* [WHAT IS ASKED] How many lines in the listing below include the word "license"? Answer with the number and nothing else.

* [ROWS]
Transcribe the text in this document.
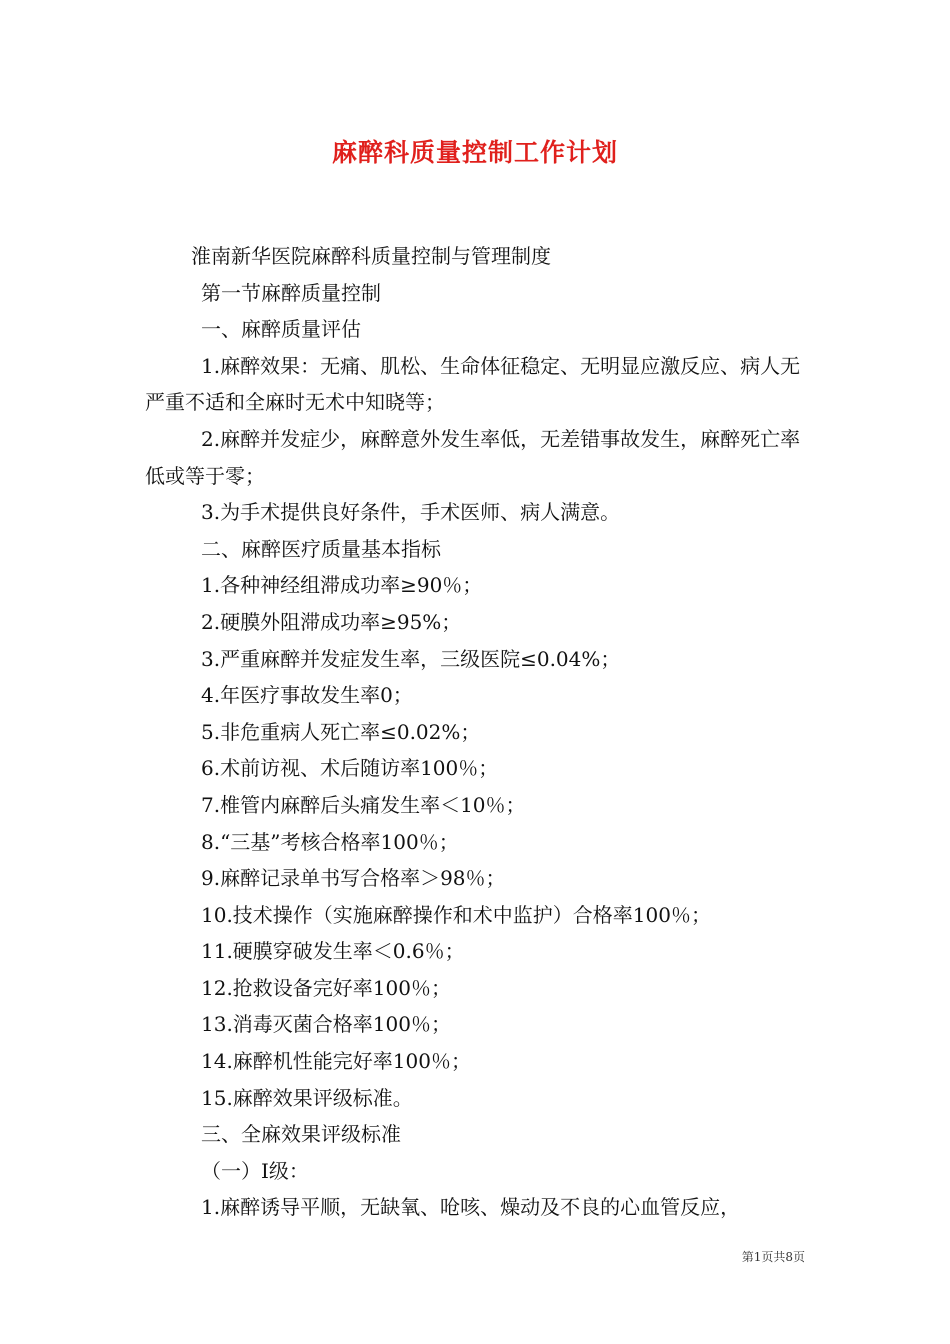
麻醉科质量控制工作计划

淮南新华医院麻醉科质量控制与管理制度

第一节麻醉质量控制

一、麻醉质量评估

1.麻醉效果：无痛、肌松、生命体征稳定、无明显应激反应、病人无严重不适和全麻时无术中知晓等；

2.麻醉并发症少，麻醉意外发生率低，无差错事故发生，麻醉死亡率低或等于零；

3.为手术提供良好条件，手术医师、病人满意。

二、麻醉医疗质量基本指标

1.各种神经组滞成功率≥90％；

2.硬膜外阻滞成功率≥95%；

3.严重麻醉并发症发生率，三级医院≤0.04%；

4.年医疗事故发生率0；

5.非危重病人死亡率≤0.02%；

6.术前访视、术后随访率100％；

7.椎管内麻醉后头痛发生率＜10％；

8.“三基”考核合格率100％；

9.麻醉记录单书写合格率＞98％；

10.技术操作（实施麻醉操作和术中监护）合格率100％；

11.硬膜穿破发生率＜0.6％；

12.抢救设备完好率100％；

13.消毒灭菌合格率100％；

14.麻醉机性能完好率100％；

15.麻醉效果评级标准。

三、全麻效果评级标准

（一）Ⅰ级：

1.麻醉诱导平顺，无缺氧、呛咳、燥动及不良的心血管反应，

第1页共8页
* * *
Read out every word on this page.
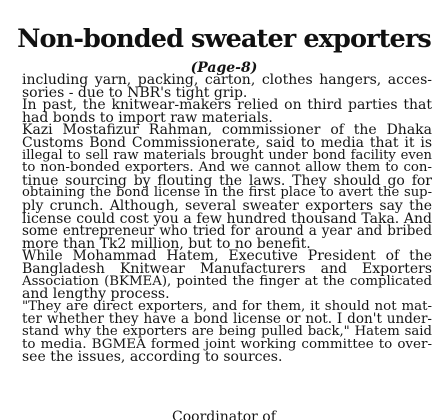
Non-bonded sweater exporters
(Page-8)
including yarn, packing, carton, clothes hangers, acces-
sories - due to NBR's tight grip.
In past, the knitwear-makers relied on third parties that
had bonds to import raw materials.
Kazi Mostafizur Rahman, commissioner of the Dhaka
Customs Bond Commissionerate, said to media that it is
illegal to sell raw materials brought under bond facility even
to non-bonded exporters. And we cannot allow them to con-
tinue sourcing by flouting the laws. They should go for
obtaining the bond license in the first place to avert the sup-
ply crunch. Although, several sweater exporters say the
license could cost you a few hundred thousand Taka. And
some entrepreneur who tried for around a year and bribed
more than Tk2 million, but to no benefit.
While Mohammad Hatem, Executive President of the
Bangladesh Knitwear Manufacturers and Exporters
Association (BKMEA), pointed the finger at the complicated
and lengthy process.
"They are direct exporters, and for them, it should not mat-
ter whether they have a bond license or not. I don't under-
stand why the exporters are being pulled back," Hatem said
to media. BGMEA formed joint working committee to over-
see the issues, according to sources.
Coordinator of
---
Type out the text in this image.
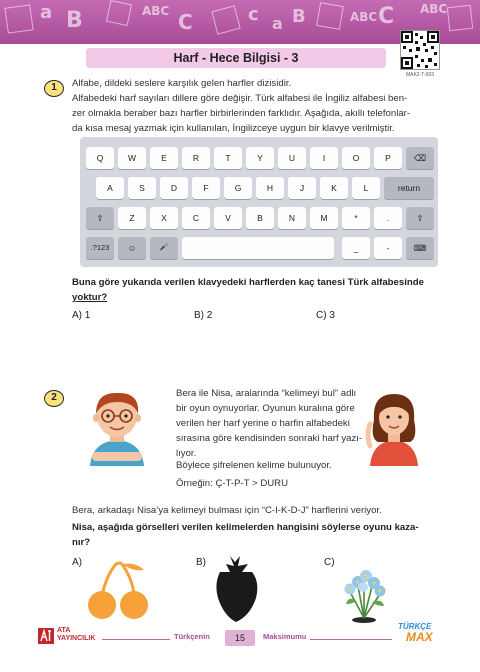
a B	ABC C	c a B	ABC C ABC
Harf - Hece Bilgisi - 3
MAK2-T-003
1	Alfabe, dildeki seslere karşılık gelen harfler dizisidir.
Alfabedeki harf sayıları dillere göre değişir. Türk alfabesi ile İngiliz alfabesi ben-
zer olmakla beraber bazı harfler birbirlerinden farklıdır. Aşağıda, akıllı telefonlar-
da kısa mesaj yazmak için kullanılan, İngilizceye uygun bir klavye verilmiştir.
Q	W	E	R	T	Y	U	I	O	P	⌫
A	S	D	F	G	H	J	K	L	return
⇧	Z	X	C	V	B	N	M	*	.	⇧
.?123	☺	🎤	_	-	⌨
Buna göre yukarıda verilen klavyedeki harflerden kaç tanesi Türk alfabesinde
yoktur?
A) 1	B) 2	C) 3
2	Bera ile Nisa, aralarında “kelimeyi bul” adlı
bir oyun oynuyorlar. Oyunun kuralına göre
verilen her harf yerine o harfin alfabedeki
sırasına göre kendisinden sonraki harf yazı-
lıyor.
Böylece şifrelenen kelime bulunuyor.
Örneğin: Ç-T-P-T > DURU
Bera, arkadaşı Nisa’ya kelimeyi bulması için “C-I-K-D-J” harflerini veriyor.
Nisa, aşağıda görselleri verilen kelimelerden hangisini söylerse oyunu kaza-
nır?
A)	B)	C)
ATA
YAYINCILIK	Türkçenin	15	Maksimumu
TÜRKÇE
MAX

* [OUTPUT] 3